**EXERCISE DESCRIPTION**
Determine how many lines of this material contain "Distributor". Give only the number.
-- Start of EXERCISE MATERIAL --
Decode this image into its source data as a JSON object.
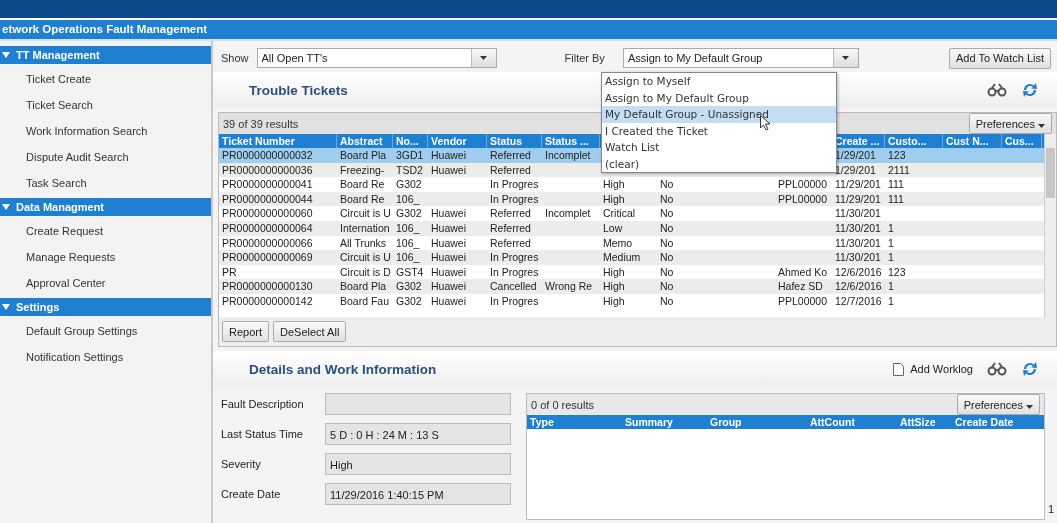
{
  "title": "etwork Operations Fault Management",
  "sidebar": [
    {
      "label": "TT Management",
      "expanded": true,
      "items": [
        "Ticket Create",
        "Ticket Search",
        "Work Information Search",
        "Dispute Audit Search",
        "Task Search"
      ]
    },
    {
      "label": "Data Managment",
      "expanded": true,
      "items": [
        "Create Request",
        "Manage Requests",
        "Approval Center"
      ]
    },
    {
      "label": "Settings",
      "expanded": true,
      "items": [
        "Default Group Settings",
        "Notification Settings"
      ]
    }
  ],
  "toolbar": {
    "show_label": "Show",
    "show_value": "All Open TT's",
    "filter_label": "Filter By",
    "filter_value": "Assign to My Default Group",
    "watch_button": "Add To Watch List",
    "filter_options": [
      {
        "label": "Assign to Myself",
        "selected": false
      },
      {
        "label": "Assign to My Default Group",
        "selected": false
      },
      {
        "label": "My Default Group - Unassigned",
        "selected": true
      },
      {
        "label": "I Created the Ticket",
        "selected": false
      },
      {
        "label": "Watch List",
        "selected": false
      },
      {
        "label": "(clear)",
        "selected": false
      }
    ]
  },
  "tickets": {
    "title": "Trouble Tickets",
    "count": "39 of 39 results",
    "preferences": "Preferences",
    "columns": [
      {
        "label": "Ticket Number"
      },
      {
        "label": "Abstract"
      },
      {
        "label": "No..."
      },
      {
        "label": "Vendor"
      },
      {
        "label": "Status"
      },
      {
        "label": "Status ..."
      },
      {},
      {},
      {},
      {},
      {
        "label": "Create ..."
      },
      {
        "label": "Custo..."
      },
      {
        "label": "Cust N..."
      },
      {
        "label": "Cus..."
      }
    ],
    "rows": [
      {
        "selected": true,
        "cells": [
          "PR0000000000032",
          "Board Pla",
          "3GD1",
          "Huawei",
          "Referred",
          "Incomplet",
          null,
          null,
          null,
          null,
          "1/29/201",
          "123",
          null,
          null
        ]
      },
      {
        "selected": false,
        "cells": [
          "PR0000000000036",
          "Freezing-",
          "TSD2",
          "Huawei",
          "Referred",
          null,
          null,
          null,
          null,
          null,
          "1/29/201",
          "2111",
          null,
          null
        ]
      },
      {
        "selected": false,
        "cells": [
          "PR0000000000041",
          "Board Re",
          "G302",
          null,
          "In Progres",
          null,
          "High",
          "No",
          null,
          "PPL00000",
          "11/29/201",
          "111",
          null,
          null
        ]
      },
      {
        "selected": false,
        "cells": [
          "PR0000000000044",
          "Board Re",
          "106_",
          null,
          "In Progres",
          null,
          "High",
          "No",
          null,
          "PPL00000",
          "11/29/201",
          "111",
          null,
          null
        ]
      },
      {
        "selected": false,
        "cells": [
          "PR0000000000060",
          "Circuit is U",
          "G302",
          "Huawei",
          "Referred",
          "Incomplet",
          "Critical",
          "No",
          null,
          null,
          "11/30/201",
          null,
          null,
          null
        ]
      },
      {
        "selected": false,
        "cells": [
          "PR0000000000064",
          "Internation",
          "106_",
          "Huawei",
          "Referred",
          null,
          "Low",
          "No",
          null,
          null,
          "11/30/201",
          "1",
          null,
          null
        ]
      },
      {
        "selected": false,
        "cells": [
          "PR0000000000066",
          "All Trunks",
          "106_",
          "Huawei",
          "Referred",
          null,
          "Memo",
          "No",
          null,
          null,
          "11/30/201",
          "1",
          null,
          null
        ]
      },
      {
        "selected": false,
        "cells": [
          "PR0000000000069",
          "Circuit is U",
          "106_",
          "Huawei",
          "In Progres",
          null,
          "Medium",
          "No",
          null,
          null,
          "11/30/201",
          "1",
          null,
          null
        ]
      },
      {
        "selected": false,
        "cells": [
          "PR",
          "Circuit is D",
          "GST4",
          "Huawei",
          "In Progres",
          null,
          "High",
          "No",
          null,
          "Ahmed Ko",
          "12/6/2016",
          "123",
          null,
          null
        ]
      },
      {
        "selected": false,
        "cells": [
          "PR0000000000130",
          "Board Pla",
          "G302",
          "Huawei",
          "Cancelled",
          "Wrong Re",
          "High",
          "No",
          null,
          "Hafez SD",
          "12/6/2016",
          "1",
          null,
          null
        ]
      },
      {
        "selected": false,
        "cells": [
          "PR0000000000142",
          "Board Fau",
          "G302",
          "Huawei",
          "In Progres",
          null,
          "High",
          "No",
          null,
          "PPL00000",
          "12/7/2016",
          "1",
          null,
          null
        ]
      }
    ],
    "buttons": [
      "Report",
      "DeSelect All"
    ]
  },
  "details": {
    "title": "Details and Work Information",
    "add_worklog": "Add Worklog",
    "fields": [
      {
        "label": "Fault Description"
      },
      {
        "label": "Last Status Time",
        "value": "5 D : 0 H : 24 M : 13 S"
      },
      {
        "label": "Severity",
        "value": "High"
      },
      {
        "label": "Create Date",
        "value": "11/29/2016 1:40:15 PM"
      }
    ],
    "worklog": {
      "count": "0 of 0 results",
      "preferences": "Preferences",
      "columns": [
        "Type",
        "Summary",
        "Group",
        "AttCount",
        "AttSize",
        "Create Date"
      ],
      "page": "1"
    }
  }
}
-- End of EXERCISE MATERIAL --
-- Start of EXERCISE MATERIAL --
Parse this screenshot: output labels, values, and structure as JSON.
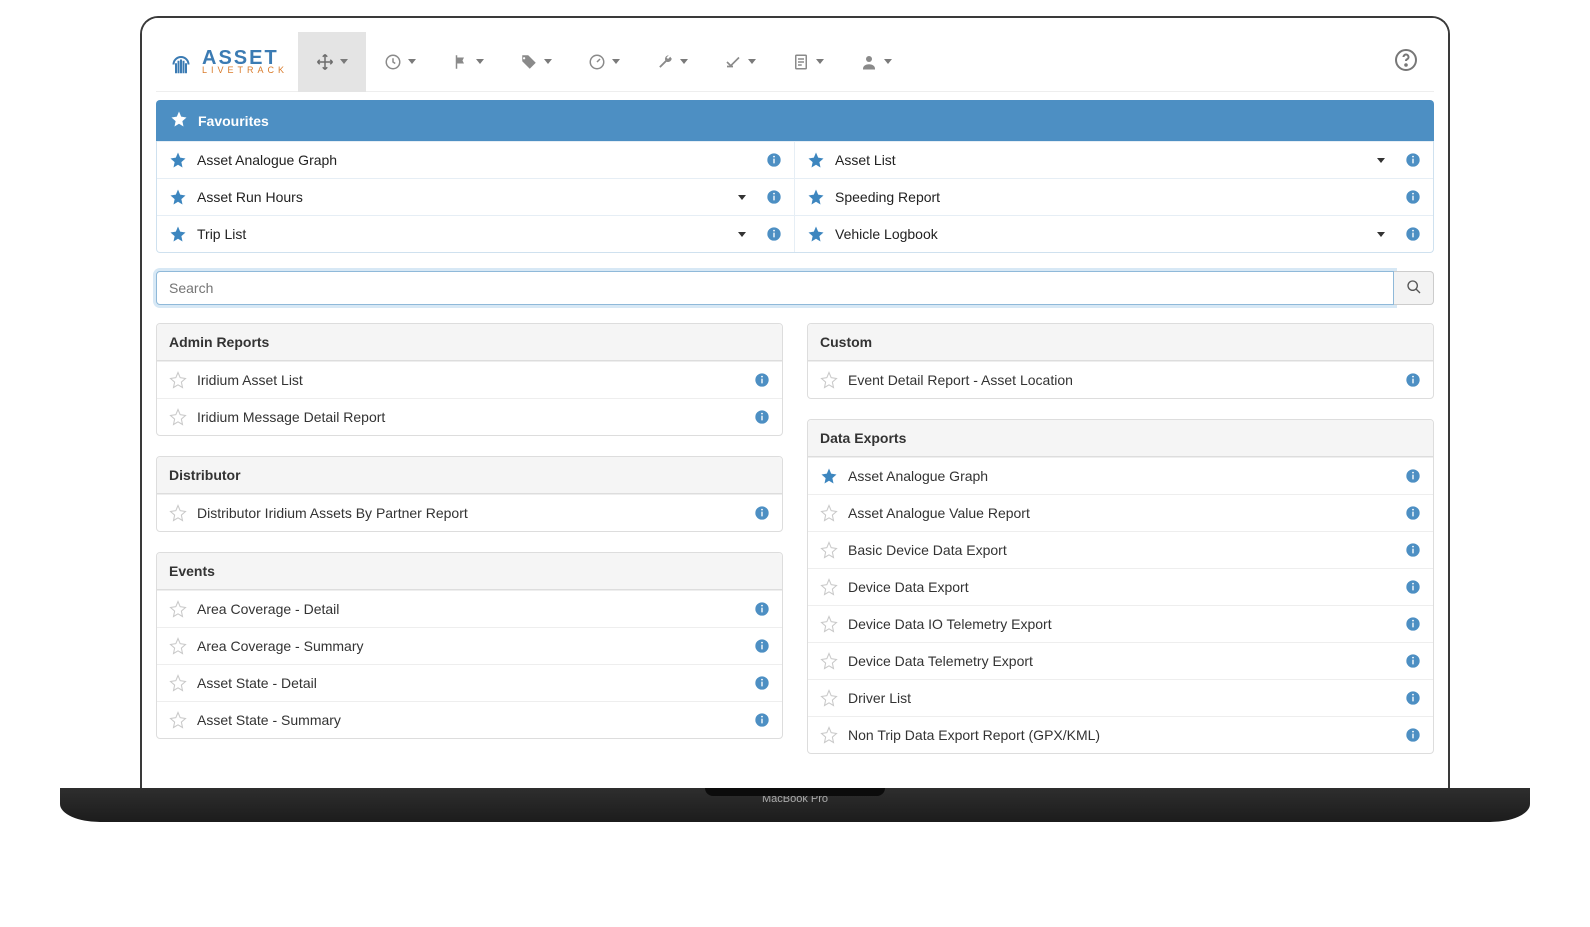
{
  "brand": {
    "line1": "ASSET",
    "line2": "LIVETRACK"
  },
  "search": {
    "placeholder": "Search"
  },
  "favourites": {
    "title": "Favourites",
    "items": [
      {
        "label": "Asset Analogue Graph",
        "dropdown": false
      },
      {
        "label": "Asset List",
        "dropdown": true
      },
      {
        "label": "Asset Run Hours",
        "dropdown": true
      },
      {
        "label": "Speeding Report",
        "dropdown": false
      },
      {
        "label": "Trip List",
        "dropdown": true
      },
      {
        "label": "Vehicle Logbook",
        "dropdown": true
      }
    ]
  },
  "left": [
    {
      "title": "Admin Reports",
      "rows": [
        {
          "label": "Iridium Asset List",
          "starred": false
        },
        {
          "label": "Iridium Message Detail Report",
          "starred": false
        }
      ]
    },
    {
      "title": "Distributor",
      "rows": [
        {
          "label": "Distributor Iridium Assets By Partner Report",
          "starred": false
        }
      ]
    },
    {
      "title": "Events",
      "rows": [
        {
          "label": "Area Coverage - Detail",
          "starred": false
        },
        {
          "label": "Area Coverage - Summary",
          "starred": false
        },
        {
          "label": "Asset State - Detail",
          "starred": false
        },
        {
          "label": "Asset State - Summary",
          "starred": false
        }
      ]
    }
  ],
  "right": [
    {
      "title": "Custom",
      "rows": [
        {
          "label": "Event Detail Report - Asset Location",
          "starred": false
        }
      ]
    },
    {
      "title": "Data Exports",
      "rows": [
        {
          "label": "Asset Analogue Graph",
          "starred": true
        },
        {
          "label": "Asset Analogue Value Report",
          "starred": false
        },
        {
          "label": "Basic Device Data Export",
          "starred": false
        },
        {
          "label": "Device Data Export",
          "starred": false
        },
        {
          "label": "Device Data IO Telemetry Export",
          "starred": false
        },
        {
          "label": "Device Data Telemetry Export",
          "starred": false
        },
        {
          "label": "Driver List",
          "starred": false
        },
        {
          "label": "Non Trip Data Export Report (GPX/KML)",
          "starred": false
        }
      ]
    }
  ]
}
-- End of EXERCISE MATERIAL --
**RESPONSE BELOW**
2